>> START Listing
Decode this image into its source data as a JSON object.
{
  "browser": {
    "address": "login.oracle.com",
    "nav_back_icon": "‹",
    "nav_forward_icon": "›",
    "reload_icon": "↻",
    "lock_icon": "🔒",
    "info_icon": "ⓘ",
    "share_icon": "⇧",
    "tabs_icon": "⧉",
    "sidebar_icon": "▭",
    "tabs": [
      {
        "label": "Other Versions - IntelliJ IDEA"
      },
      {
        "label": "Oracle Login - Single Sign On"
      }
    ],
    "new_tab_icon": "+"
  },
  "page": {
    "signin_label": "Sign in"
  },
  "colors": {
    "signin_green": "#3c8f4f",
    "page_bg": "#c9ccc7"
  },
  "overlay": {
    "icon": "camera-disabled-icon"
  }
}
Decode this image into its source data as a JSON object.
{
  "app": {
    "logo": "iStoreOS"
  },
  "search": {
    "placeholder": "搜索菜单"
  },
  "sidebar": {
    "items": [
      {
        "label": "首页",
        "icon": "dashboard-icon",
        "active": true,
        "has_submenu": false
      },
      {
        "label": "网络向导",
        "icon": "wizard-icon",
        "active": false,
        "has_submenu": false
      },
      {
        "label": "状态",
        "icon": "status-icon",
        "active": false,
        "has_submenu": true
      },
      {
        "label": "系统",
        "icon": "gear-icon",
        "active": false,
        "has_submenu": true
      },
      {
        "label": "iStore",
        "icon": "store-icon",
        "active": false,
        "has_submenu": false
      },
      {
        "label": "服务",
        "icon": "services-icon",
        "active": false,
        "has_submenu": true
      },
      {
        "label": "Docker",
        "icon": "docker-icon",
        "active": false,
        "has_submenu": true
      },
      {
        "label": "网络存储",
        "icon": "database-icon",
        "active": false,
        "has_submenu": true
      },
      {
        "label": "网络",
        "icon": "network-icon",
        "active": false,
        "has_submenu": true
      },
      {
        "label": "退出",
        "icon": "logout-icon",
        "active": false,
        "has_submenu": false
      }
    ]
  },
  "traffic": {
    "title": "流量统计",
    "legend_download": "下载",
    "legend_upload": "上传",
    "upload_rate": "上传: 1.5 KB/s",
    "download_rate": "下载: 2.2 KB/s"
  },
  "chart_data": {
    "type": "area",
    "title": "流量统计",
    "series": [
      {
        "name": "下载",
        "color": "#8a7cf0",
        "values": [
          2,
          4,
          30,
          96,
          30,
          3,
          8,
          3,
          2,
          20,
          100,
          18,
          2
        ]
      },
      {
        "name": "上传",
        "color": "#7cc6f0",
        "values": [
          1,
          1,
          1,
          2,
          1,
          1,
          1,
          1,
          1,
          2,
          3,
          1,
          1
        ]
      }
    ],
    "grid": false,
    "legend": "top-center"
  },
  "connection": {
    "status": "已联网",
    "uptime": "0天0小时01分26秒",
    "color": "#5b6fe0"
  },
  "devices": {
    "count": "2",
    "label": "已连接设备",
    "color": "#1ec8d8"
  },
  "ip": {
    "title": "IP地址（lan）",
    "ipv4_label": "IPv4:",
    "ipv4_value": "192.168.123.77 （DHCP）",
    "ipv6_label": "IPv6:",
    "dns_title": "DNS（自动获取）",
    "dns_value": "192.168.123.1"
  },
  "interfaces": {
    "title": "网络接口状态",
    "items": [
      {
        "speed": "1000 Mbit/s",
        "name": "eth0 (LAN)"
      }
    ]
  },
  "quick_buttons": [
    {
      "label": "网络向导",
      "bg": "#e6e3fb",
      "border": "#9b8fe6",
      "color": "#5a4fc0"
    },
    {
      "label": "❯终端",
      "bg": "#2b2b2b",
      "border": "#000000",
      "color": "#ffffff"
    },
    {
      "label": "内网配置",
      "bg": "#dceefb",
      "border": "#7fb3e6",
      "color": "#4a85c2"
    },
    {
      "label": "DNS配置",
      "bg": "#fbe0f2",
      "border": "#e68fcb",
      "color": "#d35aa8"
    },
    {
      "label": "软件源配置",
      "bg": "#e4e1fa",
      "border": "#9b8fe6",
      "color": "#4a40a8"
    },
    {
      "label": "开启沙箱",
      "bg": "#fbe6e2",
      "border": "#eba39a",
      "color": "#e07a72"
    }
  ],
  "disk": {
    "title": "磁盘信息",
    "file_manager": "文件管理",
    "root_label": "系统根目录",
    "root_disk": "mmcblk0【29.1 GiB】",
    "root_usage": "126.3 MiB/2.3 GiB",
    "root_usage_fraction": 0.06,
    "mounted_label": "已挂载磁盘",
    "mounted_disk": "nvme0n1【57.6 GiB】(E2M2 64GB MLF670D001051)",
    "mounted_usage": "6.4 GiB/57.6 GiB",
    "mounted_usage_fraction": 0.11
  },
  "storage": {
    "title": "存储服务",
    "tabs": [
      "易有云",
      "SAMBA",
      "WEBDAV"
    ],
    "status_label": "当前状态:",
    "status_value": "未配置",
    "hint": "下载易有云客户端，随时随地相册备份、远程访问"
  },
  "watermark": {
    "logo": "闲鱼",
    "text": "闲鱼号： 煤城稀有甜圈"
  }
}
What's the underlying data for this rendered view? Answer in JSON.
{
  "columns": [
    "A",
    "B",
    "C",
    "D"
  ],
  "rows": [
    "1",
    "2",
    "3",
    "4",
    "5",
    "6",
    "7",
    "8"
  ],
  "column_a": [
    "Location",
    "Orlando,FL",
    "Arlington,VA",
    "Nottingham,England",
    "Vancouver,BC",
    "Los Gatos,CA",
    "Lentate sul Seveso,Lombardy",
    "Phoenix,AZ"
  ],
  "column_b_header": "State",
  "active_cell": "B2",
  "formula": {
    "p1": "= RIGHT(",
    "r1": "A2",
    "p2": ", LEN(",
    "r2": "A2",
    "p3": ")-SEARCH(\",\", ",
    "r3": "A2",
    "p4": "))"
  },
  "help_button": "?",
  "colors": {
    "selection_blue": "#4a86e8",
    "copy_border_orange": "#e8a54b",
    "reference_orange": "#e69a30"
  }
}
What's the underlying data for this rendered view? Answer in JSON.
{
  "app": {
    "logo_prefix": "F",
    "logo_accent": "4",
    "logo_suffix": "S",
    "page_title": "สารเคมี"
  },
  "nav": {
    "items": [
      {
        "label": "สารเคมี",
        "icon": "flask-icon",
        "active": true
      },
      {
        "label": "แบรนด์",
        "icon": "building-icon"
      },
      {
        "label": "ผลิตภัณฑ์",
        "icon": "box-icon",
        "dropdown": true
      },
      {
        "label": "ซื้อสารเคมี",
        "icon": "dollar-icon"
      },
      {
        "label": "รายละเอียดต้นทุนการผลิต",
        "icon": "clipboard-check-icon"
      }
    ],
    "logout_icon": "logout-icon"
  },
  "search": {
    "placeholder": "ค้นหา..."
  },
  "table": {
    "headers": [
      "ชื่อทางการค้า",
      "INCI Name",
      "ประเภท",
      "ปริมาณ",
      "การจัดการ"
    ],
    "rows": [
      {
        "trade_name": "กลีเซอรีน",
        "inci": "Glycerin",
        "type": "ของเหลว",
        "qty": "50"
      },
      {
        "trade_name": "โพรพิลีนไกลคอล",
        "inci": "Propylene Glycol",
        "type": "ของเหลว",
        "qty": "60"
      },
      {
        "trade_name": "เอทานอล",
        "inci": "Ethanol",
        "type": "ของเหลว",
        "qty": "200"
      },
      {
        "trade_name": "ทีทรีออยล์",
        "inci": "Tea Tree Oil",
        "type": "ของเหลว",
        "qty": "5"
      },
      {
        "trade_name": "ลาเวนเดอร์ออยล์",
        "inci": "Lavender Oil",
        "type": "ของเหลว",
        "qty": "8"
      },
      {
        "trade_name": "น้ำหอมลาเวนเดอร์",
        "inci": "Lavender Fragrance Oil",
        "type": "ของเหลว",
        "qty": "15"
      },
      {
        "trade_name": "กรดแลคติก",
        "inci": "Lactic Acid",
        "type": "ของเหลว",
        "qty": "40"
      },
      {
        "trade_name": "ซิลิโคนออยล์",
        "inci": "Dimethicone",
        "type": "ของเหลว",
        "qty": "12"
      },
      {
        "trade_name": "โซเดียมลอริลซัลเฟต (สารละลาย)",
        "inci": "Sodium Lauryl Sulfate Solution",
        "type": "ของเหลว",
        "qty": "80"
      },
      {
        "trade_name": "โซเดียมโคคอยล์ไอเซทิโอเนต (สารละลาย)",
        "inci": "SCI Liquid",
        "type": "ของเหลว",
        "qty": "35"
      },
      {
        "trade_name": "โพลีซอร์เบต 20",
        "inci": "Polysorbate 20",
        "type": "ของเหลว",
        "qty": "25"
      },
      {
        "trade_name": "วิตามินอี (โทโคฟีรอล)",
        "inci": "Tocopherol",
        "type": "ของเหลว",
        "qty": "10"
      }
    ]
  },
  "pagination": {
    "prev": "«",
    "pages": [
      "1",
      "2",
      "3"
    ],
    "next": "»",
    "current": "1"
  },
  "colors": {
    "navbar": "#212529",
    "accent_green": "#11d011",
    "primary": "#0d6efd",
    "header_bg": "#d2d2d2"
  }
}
>> END Listing
Find the lines containing "placeholder" and pull them out.

    "placeholder": "搜索菜单"
    "placeholder": "ค้นหา..."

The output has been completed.